Lift every line from the entries that includes the word "name".

==== INFORMATION PROVIDED

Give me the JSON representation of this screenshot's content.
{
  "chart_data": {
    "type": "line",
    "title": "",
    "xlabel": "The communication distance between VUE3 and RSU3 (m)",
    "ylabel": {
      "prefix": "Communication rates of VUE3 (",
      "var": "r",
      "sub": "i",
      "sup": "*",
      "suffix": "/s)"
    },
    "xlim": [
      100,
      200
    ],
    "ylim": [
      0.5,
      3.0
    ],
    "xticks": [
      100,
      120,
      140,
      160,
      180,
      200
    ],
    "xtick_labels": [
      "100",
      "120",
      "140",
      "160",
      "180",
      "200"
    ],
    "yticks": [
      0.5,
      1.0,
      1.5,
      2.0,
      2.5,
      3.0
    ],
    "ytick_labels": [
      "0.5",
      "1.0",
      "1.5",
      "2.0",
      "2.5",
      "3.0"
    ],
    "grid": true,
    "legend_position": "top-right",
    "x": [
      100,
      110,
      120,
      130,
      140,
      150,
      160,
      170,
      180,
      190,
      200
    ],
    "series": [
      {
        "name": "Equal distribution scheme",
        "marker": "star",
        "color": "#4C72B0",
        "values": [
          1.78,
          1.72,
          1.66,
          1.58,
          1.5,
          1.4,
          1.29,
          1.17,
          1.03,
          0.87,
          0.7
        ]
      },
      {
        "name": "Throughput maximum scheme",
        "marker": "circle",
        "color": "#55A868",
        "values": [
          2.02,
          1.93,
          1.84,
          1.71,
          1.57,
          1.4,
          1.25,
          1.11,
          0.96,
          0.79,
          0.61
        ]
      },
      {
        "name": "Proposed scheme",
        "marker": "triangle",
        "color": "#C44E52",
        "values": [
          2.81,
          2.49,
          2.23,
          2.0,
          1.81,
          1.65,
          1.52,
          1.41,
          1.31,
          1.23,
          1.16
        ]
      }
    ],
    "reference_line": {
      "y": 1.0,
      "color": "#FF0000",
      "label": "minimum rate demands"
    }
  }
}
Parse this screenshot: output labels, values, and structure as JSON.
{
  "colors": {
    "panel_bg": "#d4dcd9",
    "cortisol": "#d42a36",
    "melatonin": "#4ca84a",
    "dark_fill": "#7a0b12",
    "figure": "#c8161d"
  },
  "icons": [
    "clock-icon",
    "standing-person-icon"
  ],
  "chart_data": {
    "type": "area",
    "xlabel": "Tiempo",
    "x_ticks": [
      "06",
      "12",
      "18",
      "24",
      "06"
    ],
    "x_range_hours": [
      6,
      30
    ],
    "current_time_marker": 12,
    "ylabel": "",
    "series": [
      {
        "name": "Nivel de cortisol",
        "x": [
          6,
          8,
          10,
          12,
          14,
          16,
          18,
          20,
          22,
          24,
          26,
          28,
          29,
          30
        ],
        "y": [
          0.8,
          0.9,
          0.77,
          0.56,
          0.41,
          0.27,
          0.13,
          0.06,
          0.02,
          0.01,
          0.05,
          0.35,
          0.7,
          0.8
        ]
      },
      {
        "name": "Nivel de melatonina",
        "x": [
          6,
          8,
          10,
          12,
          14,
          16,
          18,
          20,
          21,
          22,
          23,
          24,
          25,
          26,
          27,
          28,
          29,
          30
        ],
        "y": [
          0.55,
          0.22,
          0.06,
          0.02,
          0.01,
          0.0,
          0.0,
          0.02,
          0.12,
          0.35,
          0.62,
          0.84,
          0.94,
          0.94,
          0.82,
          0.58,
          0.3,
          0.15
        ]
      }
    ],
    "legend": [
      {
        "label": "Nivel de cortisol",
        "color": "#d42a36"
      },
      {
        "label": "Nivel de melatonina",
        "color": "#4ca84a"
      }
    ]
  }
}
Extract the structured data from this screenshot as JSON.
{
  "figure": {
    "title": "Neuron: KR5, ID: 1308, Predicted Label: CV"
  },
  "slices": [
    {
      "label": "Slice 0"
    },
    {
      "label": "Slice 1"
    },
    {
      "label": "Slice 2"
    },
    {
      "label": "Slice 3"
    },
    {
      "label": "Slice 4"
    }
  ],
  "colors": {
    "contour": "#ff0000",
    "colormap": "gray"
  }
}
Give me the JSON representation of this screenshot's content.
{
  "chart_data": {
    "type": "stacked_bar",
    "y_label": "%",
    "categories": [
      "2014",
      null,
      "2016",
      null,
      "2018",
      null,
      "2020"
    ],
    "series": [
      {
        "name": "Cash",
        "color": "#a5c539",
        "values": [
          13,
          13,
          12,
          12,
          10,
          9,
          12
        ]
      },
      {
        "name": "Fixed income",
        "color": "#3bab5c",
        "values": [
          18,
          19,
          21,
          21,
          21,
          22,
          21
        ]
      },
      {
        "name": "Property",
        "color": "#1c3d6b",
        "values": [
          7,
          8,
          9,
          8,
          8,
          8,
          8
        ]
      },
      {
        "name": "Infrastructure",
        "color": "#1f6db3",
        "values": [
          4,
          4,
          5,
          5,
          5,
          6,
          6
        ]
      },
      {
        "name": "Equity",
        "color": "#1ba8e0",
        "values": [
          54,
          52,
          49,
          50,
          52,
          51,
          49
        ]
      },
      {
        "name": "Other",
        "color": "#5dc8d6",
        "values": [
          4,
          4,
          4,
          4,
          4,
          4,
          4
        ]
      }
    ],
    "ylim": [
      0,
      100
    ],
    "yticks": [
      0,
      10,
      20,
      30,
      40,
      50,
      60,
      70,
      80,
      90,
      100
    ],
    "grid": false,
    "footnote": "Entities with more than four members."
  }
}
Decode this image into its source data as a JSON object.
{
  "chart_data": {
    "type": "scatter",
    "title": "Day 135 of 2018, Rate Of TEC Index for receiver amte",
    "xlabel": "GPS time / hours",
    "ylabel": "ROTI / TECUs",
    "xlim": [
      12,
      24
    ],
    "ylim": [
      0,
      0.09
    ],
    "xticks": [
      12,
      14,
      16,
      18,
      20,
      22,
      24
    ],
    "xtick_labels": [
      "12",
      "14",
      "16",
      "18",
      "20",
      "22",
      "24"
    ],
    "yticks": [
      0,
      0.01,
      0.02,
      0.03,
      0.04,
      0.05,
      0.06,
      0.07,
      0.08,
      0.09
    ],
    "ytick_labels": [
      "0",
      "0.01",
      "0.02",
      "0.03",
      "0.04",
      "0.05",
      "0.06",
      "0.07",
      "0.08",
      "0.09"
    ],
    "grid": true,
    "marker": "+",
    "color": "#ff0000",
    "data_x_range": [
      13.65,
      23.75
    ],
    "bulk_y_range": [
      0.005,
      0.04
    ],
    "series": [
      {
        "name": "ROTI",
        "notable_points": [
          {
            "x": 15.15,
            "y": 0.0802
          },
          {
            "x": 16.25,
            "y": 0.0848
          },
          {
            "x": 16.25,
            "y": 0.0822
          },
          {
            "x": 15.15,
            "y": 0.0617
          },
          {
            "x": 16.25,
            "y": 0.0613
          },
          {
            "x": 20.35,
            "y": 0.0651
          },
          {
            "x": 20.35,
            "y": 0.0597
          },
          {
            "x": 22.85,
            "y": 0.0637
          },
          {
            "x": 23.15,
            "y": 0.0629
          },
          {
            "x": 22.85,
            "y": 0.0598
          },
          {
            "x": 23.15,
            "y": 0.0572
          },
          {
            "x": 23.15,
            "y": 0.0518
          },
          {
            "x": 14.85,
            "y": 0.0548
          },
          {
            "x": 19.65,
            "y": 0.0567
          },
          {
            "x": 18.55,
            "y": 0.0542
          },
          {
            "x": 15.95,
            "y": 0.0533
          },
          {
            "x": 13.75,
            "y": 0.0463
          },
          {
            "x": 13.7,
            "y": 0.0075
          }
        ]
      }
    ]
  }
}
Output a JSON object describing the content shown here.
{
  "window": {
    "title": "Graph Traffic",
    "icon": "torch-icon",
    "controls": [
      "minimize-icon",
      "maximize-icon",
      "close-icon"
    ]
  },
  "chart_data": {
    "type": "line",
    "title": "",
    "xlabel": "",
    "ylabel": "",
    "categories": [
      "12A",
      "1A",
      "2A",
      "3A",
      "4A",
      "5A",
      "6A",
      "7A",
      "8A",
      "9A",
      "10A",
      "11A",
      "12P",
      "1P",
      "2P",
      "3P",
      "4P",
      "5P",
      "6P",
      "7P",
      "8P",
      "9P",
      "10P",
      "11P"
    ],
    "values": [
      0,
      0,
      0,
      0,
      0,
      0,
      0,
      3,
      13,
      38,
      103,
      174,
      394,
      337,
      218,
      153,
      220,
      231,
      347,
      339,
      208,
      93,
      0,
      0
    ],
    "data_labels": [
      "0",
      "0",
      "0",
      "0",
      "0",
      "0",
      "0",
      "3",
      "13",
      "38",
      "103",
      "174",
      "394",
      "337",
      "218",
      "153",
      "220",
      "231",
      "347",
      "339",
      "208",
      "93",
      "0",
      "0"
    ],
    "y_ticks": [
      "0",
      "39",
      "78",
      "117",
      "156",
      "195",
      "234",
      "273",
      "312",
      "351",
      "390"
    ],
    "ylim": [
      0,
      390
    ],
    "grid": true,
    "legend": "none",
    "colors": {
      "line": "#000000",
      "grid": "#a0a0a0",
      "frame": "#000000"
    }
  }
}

========

(THE COMPLETED TASK)
        "name": "Equal distribution scheme",
        "name": "Throughput maximum scheme",
        "name": "Proposed scheme",
        "name": "Nivel de cortisol",
        "name": "Nivel de melatonina",
        "name": "Cash",
        "name": "Fixed income",
        "name": "Property",
        "name": "Infrastructure",
        "name": "Equity",
        "name": "Other",
        "name": "ROTI",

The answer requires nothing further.